Source data:

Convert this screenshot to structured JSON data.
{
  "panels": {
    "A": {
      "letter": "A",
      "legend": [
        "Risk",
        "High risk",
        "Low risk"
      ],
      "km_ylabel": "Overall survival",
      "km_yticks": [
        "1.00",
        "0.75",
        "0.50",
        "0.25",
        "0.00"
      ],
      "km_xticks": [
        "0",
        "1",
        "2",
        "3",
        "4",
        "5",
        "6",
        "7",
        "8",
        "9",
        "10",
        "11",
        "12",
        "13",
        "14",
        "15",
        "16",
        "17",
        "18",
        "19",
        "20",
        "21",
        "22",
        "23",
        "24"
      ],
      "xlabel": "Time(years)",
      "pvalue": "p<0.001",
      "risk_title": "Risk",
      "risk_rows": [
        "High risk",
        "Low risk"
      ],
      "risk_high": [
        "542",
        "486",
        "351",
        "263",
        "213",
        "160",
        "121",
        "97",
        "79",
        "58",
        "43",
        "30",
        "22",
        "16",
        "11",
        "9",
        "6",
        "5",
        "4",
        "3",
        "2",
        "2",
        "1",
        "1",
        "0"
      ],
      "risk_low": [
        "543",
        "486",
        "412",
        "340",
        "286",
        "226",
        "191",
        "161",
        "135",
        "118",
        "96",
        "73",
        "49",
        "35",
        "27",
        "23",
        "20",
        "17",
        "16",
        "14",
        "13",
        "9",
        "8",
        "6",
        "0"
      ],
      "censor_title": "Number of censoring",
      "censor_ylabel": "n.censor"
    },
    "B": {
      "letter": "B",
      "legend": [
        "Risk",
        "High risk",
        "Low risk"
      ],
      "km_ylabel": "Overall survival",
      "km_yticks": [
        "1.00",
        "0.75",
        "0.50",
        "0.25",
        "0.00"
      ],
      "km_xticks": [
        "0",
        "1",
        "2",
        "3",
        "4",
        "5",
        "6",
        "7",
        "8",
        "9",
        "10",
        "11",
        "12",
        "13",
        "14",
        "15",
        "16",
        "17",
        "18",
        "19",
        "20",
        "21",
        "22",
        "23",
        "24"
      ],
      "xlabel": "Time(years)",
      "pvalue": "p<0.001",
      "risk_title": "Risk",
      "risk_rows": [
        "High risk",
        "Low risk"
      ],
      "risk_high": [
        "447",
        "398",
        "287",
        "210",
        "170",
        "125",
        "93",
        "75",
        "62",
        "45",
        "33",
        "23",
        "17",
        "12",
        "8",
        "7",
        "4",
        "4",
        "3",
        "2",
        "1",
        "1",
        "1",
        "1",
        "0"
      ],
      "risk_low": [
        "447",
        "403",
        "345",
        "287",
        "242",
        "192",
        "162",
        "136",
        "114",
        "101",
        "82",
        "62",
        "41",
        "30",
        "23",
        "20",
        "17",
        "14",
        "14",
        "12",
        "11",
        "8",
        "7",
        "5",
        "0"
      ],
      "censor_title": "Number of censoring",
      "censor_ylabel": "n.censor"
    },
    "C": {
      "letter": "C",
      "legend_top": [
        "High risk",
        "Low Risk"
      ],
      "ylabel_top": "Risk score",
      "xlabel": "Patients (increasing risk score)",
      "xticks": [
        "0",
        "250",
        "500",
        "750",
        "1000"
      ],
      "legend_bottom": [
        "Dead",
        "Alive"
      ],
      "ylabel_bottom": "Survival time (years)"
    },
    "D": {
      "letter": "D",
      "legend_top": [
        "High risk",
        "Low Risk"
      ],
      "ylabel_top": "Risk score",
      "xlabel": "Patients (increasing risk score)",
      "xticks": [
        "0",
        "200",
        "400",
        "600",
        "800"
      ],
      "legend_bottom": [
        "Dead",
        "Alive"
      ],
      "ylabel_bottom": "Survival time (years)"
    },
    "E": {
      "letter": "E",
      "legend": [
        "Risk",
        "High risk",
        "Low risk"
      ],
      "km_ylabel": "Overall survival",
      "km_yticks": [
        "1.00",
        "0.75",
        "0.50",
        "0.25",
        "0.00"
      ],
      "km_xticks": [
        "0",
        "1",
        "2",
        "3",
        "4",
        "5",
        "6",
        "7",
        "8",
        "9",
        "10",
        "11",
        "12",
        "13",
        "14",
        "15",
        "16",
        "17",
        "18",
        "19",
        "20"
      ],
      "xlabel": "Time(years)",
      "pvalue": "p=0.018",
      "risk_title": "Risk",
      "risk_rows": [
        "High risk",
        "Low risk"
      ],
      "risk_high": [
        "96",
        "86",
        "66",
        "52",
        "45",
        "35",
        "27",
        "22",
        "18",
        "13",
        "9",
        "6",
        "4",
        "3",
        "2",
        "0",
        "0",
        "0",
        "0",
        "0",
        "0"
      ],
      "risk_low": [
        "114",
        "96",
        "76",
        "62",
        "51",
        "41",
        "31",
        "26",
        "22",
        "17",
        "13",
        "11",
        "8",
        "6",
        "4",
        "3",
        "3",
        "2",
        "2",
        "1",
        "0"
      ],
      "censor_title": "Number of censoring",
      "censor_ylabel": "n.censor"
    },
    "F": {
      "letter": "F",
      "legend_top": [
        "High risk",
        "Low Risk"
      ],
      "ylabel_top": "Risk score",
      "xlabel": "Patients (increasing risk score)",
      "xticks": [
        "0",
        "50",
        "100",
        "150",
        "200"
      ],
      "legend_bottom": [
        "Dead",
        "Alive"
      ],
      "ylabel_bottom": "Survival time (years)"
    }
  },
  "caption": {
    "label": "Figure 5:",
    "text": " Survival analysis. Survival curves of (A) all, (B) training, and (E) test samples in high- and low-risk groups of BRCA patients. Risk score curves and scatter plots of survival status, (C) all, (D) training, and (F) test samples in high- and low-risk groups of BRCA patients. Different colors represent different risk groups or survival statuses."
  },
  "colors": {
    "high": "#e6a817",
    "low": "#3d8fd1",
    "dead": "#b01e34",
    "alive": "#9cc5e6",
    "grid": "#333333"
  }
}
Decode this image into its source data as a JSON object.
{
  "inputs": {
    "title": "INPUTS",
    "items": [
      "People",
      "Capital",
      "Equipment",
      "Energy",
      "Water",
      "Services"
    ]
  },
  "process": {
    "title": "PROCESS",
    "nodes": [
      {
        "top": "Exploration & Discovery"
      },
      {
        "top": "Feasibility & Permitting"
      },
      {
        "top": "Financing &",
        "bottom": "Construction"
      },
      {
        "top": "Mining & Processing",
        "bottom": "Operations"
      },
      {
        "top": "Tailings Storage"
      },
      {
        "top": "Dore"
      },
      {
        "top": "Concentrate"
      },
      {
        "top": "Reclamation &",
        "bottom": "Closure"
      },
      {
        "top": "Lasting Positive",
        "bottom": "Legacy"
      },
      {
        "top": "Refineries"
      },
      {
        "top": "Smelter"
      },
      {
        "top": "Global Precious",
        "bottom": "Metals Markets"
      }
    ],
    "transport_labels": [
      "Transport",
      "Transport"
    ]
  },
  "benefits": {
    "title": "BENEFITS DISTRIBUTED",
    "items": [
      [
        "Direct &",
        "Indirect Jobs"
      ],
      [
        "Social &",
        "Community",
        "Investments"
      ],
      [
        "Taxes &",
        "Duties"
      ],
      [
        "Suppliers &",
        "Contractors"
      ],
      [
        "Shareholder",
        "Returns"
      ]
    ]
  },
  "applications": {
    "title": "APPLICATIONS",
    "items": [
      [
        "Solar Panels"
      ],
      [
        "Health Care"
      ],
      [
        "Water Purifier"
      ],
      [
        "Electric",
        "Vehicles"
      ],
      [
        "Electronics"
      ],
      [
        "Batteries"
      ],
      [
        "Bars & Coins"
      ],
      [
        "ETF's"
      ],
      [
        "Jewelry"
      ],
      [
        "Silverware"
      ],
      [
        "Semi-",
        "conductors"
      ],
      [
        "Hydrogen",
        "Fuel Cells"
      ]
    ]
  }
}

Requirement: Within the entries, find all lines holding "JSON" and copy each one.

Your response:
Convert this screenshot to structured JSON data.
Decode this image into its source data as a JSON object.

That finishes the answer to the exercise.